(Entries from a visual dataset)
○ ○ ○ ○ ○ ○ ○

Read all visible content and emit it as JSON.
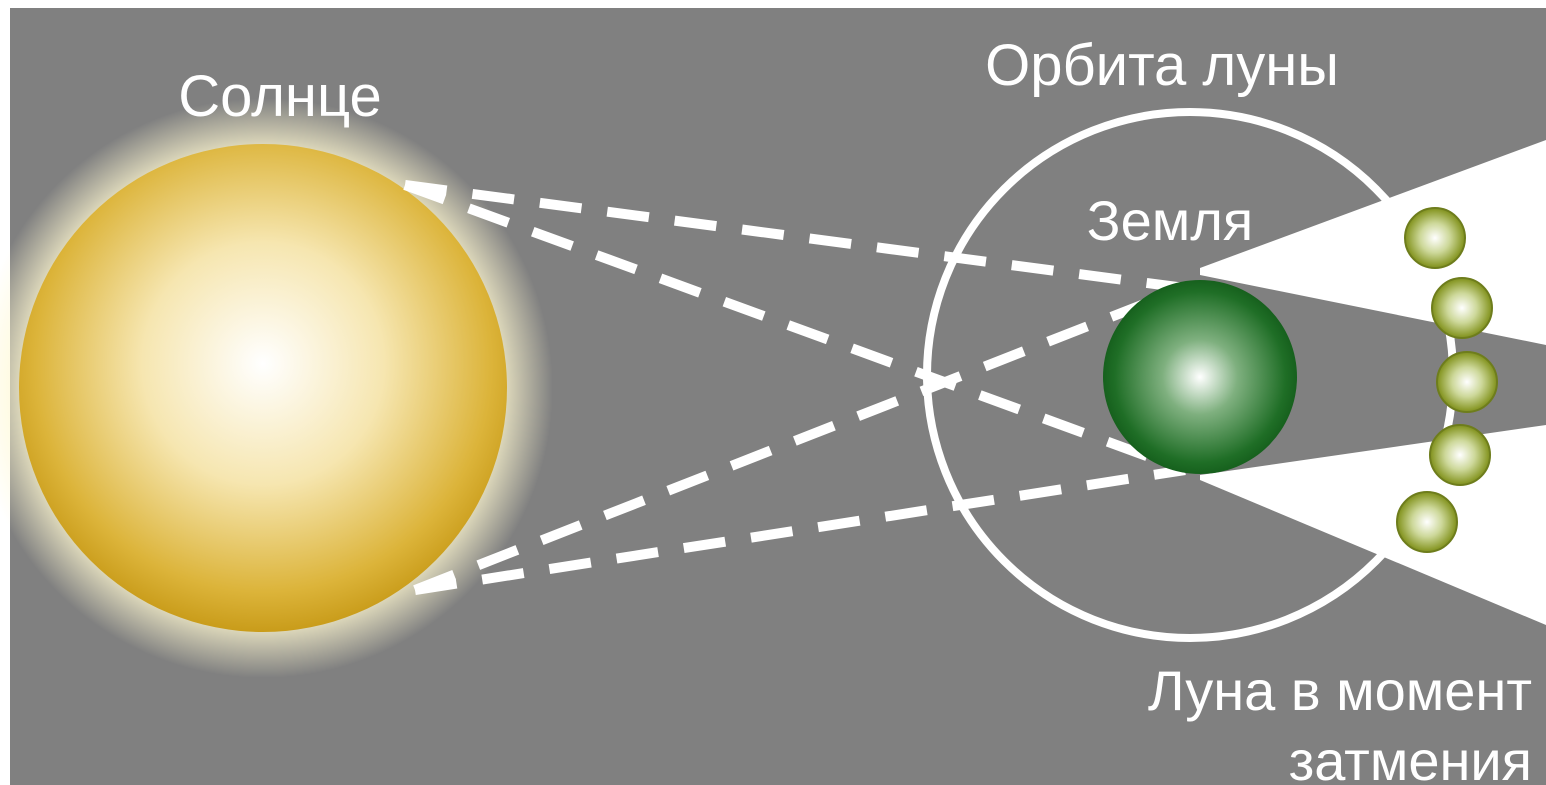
{
  "labels": {
    "sun": "Солнце",
    "moon_orbit": "Орбита луны",
    "earth": "Земля",
    "moon_at_eclipse": [
      "Луна в момент",
      "затмения"
    ]
  }
}
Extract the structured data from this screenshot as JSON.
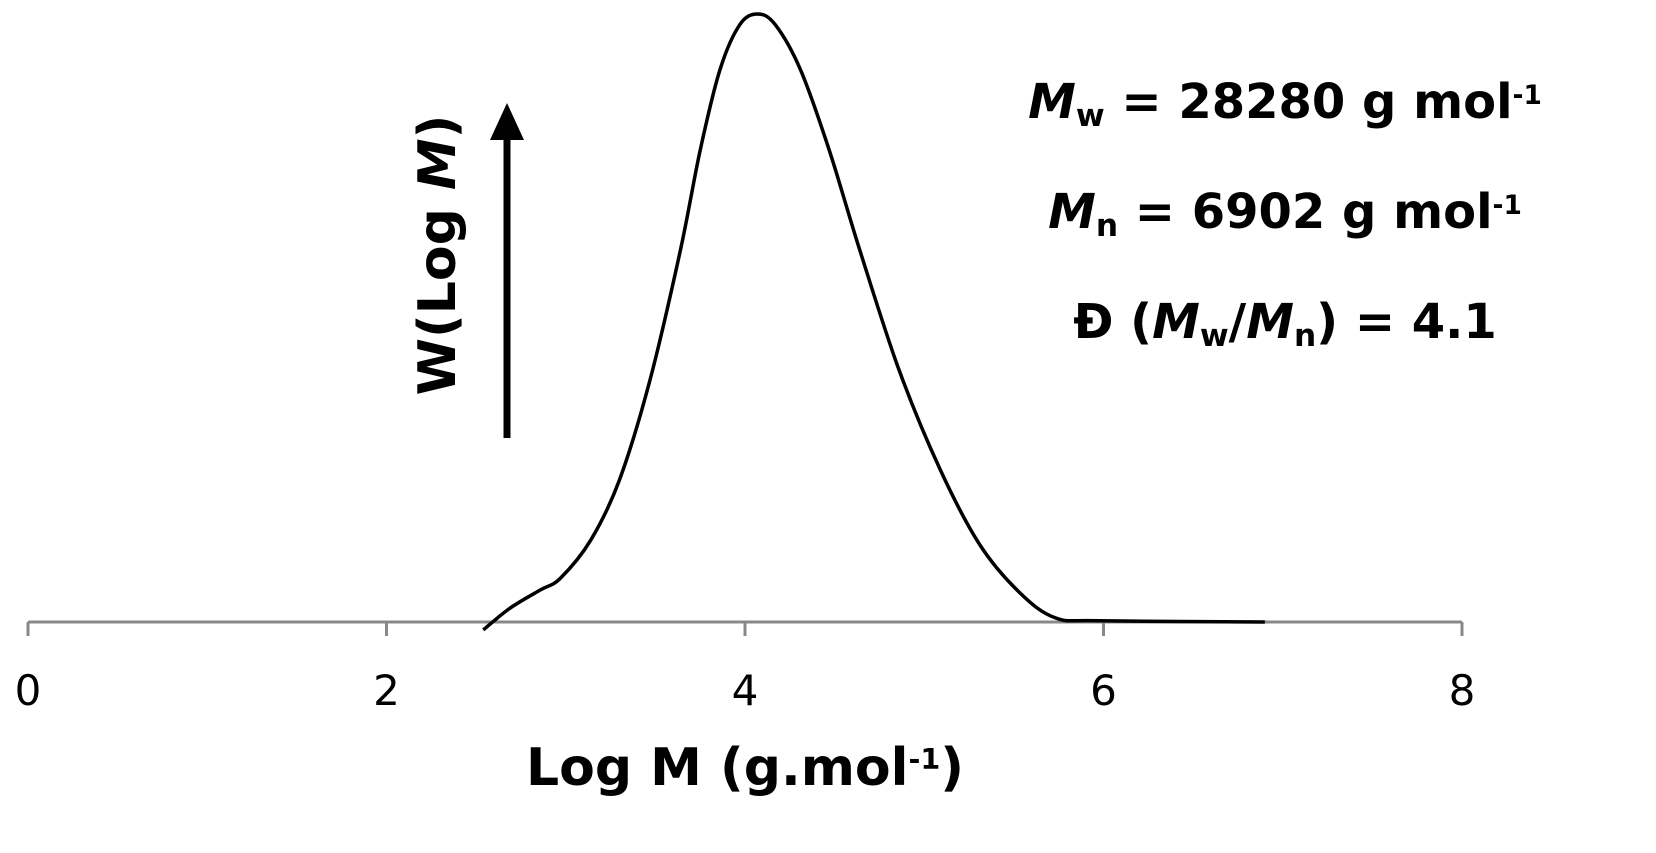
{
  "chart_data": {
    "type": "line",
    "xlabel": [
      {
        "text": "Log M (g.mol"
      },
      {
        "text": "-1",
        "style": "sup"
      },
      {
        "text": ")"
      }
    ],
    "ylabel": [
      {
        "text": "W(Log "
      },
      {
        "text": "M",
        "style": "italic"
      },
      {
        "text": ")"
      }
    ],
    "annotations": [
      [
        {
          "text": "M",
          "style": "italic"
        },
        {
          "text": "w",
          "style": "sub"
        },
        {
          "text": " = 28280 g mol"
        },
        {
          "text": "-1",
          "style": "sup"
        }
      ],
      [
        {
          "text": "M",
          "style": "italic"
        },
        {
          "text": "n",
          "style": "sub"
        },
        {
          "text": " = 6902 g mol"
        },
        {
          "text": "-1",
          "style": "sup"
        }
      ],
      [
        {
          "text": "Đ ("
        },
        {
          "text": "M",
          "style": "italic"
        },
        {
          "text": "w",
          "style": "sub"
        },
        {
          "text": "/"
        },
        {
          "text": "M",
          "style": "italic"
        },
        {
          "text": "n",
          "style": "sub"
        },
        {
          "text": ") = 4.1"
        }
      ]
    ],
    "x": [
      2.54,
      2.69,
      2.86,
      2.97,
      3.14,
      3.3,
      3.47,
      3.64,
      3.75,
      3.86,
      3.97,
      4.07,
      4.17,
      4.31,
      4.47,
      4.64,
      4.86,
      5.09,
      5.31,
      5.53,
      5.73,
      5.98,
      6.9
    ],
    "values": [
      -0.013,
      0.023,
      0.053,
      0.072,
      0.135,
      0.234,
      0.398,
      0.612,
      0.776,
      0.908,
      0.982,
      1.0,
      0.982,
      0.908,
      0.776,
      0.612,
      0.414,
      0.25,
      0.127,
      0.049,
      0.007,
      0.002,
      0
    ],
    "color": "#000000",
    "xlim": [
      0,
      8
    ],
    "xticks": [
      0,
      2,
      4,
      6,
      8
    ],
    "ylim": [
      0,
      1
    ]
  }
}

○ ○ ○ ○ ○ ○ ○

= EXERCISE AIM =
Above are records to transcribe exactly; leave their pictures out.

= TASK SOLUTION =
Read all visible content and emit it as JSON.
{
  "labels": {
    "sun": "Солнце",
    "moon_orbit": "Орбита луны",
    "earth": "Земля",
    "moon_at_eclipse": [
      "Луна в момент",
      "затмения"
    ]
  }
}
Extract the structured data from this screenshot as JSON.
{
  "chart_data": {
    "type": "line",
    "xlabel": [
      {
        "text": "Log M (g.mol"
      },
      {
        "text": "-1",
        "style": "sup"
      },
      {
        "text": ")"
      }
    ],
    "ylabel": [
      {
        "text": "W(Log "
      },
      {
        "text": "M",
        "style": "italic"
      },
      {
        "text": ")"
      }
    ],
    "annotations": [
      [
        {
          "text": "M",
          "style": "italic"
        },
        {
          "text": "w",
          "style": "sub"
        },
        {
          "text": " = 28280 g mol"
        },
        {
          "text": "-1",
          "style": "sup"
        }
      ],
      [
        {
          "text": "M",
          "style": "italic"
        },
        {
          "text": "n",
          "style": "sub"
        },
        {
          "text": " = 6902 g mol"
        },
        {
          "text": "-1",
          "style": "sup"
        }
      ],
      [
        {
          "text": "Đ ("
        },
        {
          "text": "M",
          "style": "italic"
        },
        {
          "text": "w",
          "style": "sub"
        },
        {
          "text": "/"
        },
        {
          "text": "M",
          "style": "italic"
        },
        {
          "text": "n",
          "style": "sub"
        },
        {
          "text": ") = 4.1"
        }
      ]
    ],
    "x": [
      2.54,
      2.69,
      2.86,
      2.97,
      3.14,
      3.3,
      3.47,
      3.64,
      3.75,
      3.86,
      3.97,
      4.07,
      4.17,
      4.31,
      4.47,
      4.64,
      4.86,
      5.09,
      5.31,
      5.53,
      5.73,
      5.98,
      6.9
    ],
    "values": [
      -0.013,
      0.023,
      0.053,
      0.072,
      0.135,
      0.234,
      0.398,
      0.612,
      0.776,
      0.908,
      0.982,
      1.0,
      0.982,
      0.908,
      0.776,
      0.612,
      0.414,
      0.25,
      0.127,
      0.049,
      0.007,
      0.002,
      0
    ],
    "color": "#000000",
    "xlim": [
      0,
      8
    ],
    "xticks": [
      0,
      2,
      4,
      6,
      8
    ],
    "ylim": [
      0,
      1
    ]
  }
}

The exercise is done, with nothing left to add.